**To be done**
Exactly repeat the material, dropping only the pictures.

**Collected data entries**

>> start

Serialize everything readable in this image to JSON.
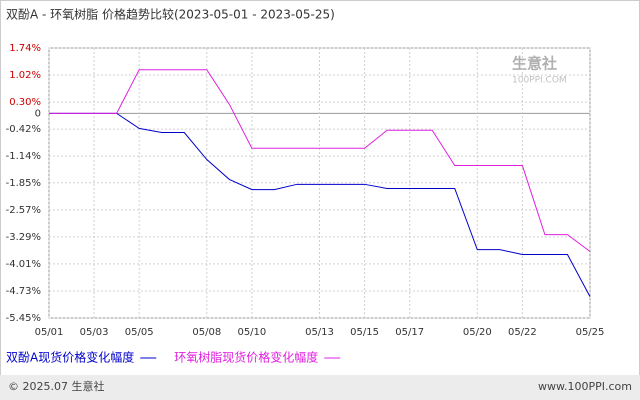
{
  "chart_data": {
    "type": "line",
    "title": "双酚A - 环氧树脂 价格趋势比较(2023-05-01 - 2023-05-25)",
    "categories": [
      "05/01",
      null,
      "05/03",
      null,
      "05/05",
      null,
      null,
      "05/08",
      null,
      "05/10",
      null,
      null,
      "05/13",
      null,
      "05/15",
      null,
      "05/17",
      null,
      null,
      "05/20",
      null,
      "05/22",
      null,
      null,
      "05/25"
    ],
    "series": [
      {
        "name": "双酚A现货价格变化幅度",
        "color": "#0000cc",
        "values": [
          0,
          0,
          0,
          0,
          -0.4,
          -0.51,
          -0.51,
          -1.23,
          -1.76,
          -2.03,
          -2.03,
          -1.89,
          -1.89,
          -1.89,
          -1.89,
          -2.0,
          -2.0,
          -2.0,
          -2.0,
          -3.63,
          -3.63,
          -3.76,
          -3.76,
          -3.76,
          -4.88
        ]
      },
      {
        "name": "环氧树脂现货价格变化幅度",
        "color": "#e020e0",
        "values": [
          0,
          0,
          0,
          0,
          1.16,
          1.16,
          1.16,
          1.16,
          0.24,
          -0.93,
          -0.93,
          -0.93,
          -0.93,
          -0.93,
          -0.93,
          -0.45,
          -0.45,
          -0.45,
          -1.39,
          -1.39,
          -1.39,
          -1.39,
          -3.23,
          -3.23,
          -3.68
        ]
      }
    ],
    "ylim": [
      -5.45,
      1.74
    ],
    "yticks": [
      {
        "value": 1.74,
        "label": "1.74%"
      },
      {
        "value": 1.02,
        "label": "1.02%"
      },
      {
        "value": 0.3,
        "label": "0.30%"
      },
      0,
      {
        "value": -0.42,
        "label": "-0.42%"
      },
      {
        "value": -1.14,
        "label": "-1.14%"
      },
      {
        "value": -1.85,
        "label": "-1.85%"
      },
      {
        "value": -2.57,
        "label": "-2.57%"
      },
      {
        "value": -3.29,
        "label": "-3.29%"
      },
      {
        "value": -4.01,
        "label": "-4.01%"
      },
      {
        "value": -4.73,
        "label": "-4.73%"
      },
      {
        "value": -5.45,
        "label": "-5.45%"
      }
    ],
    "grid": true,
    "watermark": [
      "生意社",
      "100PPI.COM"
    ],
    "footer": {
      "left": "© 2025.07 生意社",
      "right": "www.100PPI.com"
    }
  }
}
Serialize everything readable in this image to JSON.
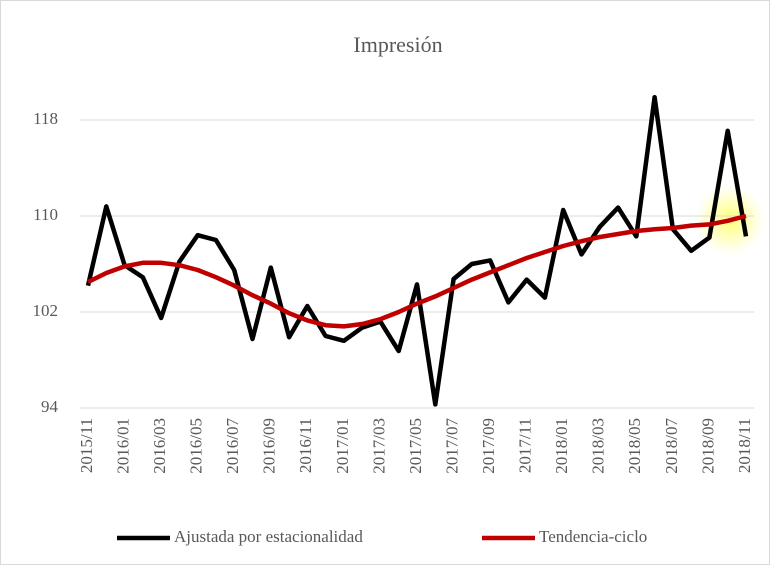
{
  "chart_data": {
    "type": "line",
    "title": "Impresión",
    "categories": [
      "2015/11",
      null,
      "2016/01",
      null,
      "2016/03",
      null,
      "2016/05",
      null,
      "2016/07",
      null,
      "2016/09",
      null,
      "2016/11",
      null,
      "2017/01",
      null,
      "2017/03",
      null,
      "2017/05",
      null,
      "2017/07",
      null,
      "2017/09",
      null,
      "2017/11",
      null,
      "2018/01",
      null,
      "2018/03",
      null,
      "2018/05",
      null,
      "2018/07",
      null,
      "2018/09",
      null,
      "2018/11"
    ],
    "series": [
      {
        "name": "Ajustada por estacionalidad",
        "color": "#000000",
        "values": [
          104.2,
          110.8,
          105.9,
          104.9,
          101.5,
          106.2,
          108.4,
          108.0,
          105.5,
          99.75,
          105.7,
          99.9,
          102.5,
          100.0,
          99.6,
          100.7,
          101.2,
          98.75,
          104.3,
          94.3,
          104.75,
          106.0,
          106.3,
          102.8,
          104.7,
          103.2,
          110.5,
          106.8,
          109.1,
          110.7,
          108.3,
          119.9,
          108.9,
          107.1,
          108.2,
          117.1,
          108.3
        ]
      },
      {
        "name": "Tendencia-ciclo",
        "color": "#c00000",
        "values": [
          104.5,
          105.25,
          105.8,
          106.1,
          106.1,
          105.9,
          105.5,
          104.9,
          104.2,
          103.4,
          102.7,
          101.9,
          101.3,
          100.9,
          100.8,
          101.0,
          101.4,
          102.0,
          102.7,
          103.3,
          104.0,
          104.7,
          105.3,
          105.9,
          106.5,
          107.0,
          107.5,
          107.9,
          108.25,
          108.5,
          108.75,
          108.9,
          109.0,
          109.2,
          109.3,
          109.6,
          110.0
        ]
      }
    ],
    "ylim": [
      94,
      120
    ],
    "yticks": [
      94,
      102,
      110,
      118
    ],
    "grid": true,
    "legend": "bottom"
  }
}
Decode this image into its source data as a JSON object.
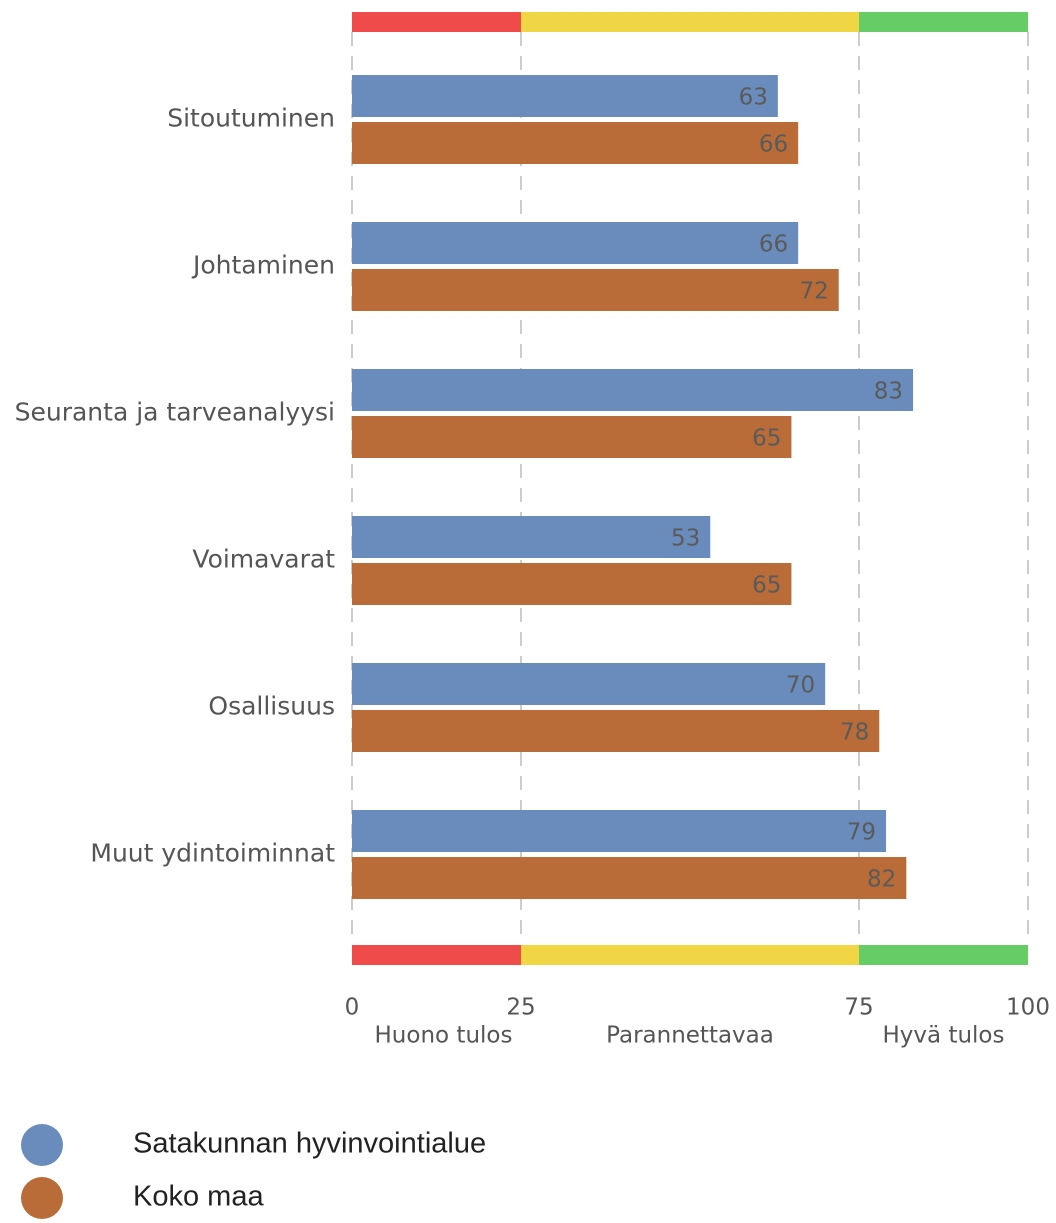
{
  "chart_data": {
    "type": "bar",
    "orientation": "horizontal",
    "categories": [
      "Sitoutuminen",
      "Johtaminen",
      "Seuranta ja tarveanalyysi",
      "Voimavarat",
      "Osallisuus",
      "Muut ydintoiminnat"
    ],
    "series": [
      {
        "name": "Satakunnan hyvinvointialue",
        "color": "#6a8cbd",
        "values": [
          63,
          66,
          83,
          53,
          70,
          79
        ]
      },
      {
        "name": "Koko maa",
        "color": "#b96c37",
        "values": [
          66,
          72,
          65,
          65,
          78,
          82
        ]
      }
    ],
    "xlim": [
      0,
      100
    ],
    "xticks": [
      0,
      25,
      75,
      100
    ],
    "zones": [
      {
        "label": "Huono tulos",
        "from": 0,
        "to": 25,
        "color": "#ef4b4b"
      },
      {
        "label": "Parannettavaa",
        "from": 25,
        "to": 75,
        "color": "#f0d544"
      },
      {
        "label": "Hyvä tulos",
        "from": 75,
        "to": 100,
        "color": "#66cc66"
      }
    ],
    "grid": true,
    "legend": "bottom-left"
  }
}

>> end

**Response to the exercise**
Serialize everything readable in this image to JSON.
{
  "chart_data": {
    "type": "line",
    "title": "双酚A - 环氧树脂 价格趋势比较(2023-05-01 - 2023-05-25)",
    "categories": [
      "05/01",
      null,
      "05/03",
      null,
      "05/05",
      null,
      null,
      "05/08",
      null,
      "05/10",
      null,
      null,
      "05/13",
      null,
      "05/15",
      null,
      "05/17",
      null,
      null,
      "05/20",
      null,
      "05/22",
      null,
      null,
      "05/25"
    ],
    "series": [
      {
        "name": "双酚A现货价格变化幅度",
        "color": "#0000cc",
        "values": [
          0,
          0,
          0,
          0,
          -0.4,
          -0.51,
          -0.51,
          -1.23,
          -1.76,
          -2.03,
          -2.03,
          -1.89,
          -1.89,
          -1.89,
          -1.89,
          -2.0,
          -2.0,
          -2.0,
          -2.0,
          -3.63,
          -3.63,
          -3.76,
          -3.76,
          -3.76,
          -4.88
        ]
      },
      {
        "name": "环氧树脂现货价格变化幅度",
        "color": "#e020e0",
        "values": [
          0,
          0,
          0,
          0,
          1.16,
          1.16,
          1.16,
          1.16,
          0.24,
          -0.93,
          -0.93,
          -0.93,
          -0.93,
          -0.93,
          -0.93,
          -0.45,
          -0.45,
          -0.45,
          -1.39,
          -1.39,
          -1.39,
          -1.39,
          -3.23,
          -3.23,
          -3.68
        ]
      }
    ],
    "ylim": [
      -5.45,
      1.74
    ],
    "yticks": [
      {
        "value": 1.74,
        "label": "1.74%"
      },
      {
        "value": 1.02,
        "label": "1.02%"
      },
      {
        "value": 0.3,
        "label": "0.30%"
      },
      0,
      {
        "value": -0.42,
        "label": "-0.42%"
      },
      {
        "value": -1.14,
        "label": "-1.14%"
      },
      {
        "value": -1.85,
        "label": "-1.85%"
      },
      {
        "value": -2.57,
        "label": "-2.57%"
      },
      {
        "value": -3.29,
        "label": "-3.29%"
      },
      {
        "value": -4.01,
        "label": "-4.01%"
      },
      {
        "value": -4.73,
        "label": "-4.73%"
      },
      {
        "value": -5.45,
        "label": "-5.45%"
      }
    ],
    "grid": true,
    "watermark": [
      "生意社",
      "100PPI.COM"
    ],
    "footer": {
      "left": "© 2025.07 生意社",
      "right": "www.100PPI.com"
    }
  }
}
Serialize everything readable in this image to JSON.
{
  "chart_data": {
    "type": "line",
    "title": "Impresión",
    "categories": [
      "2015/11",
      null,
      "2016/01",
      null,
      "2016/03",
      null,
      "2016/05",
      null,
      "2016/07",
      null,
      "2016/09",
      null,
      "2016/11",
      null,
      "2017/01",
      null,
      "2017/03",
      null,
      "2017/05",
      null,
      "2017/07",
      null,
      "2017/09",
      null,
      "2017/11",
      null,
      "2018/01",
      null,
      "2018/03",
      null,
      "2018/05",
      null,
      "2018/07",
      null,
      "2018/09",
      null,
      "2018/11"
    ],
    "series": [
      {
        "name": "Ajustada por estacionalidad",
        "color": "#000000",
        "values": [
          104.2,
          110.8,
          105.9,
          104.9,
          101.5,
          106.2,
          108.4,
          108.0,
          105.5,
          99.75,
          105.7,
          99.9,
          102.5,
          100.0,
          99.6,
          100.7,
          101.2,
          98.75,
          104.3,
          94.3,
          104.75,
          106.0,
          106.3,
          102.8,
          104.7,
          103.2,
          110.5,
          106.8,
          109.1,
          110.7,
          108.3,
          119.9,
          108.9,
          107.1,
          108.2,
          117.1,
          108.3
        ]
      },
      {
        "name": "Tendencia-ciclo",
        "color": "#c00000",
        "values": [
          104.5,
          105.25,
          105.8,
          106.1,
          106.1,
          105.9,
          105.5,
          104.9,
          104.2,
          103.4,
          102.7,
          101.9,
          101.3,
          100.9,
          100.8,
          101.0,
          101.4,
          102.0,
          102.7,
          103.3,
          104.0,
          104.7,
          105.3,
          105.9,
          106.5,
          107.0,
          107.5,
          107.9,
          108.25,
          108.5,
          108.75,
          108.9,
          109.0,
          109.2,
          109.3,
          109.6,
          110.0
        ]
      }
    ],
    "ylim": [
      94,
      120
    ],
    "yticks": [
      94,
      102,
      110,
      118
    ],
    "grid": true,
    "legend": "bottom"
  }
}
Decode this image into its source data as a JSON object.
{
  "chart_data": {
    "type": "bar",
    "orientation": "horizontal",
    "categories": [
      "Sitoutuminen",
      "Johtaminen",
      "Seuranta ja tarveanalyysi",
      "Voimavarat",
      "Osallisuus",
      "Muut ydintoiminnat"
    ],
    "series": [
      {
        "name": "Satakunnan hyvinvointialue",
        "color": "#6a8cbd",
        "values": [
          63,
          66,
          83,
          53,
          70,
          79
        ]
      },
      {
        "name": "Koko maa",
        "color": "#b96c37",
        "values": [
          66,
          72,
          65,
          65,
          78,
          82
        ]
      }
    ],
    "xlim": [
      0,
      100
    ],
    "xticks": [
      0,
      25,
      75,
      100
    ],
    "zones": [
      {
        "label": "Huono tulos",
        "from": 0,
        "to": 25,
        "color": "#ef4b4b"
      },
      {
        "label": "Parannettavaa",
        "from": 25,
        "to": 75,
        "color": "#f0d544"
      },
      {
        "label": "Hyvä tulos",
        "from": 75,
        "to": 100,
        "color": "#66cc66"
      }
    ],
    "grid": true,
    "legend": "bottom-left"
  }
}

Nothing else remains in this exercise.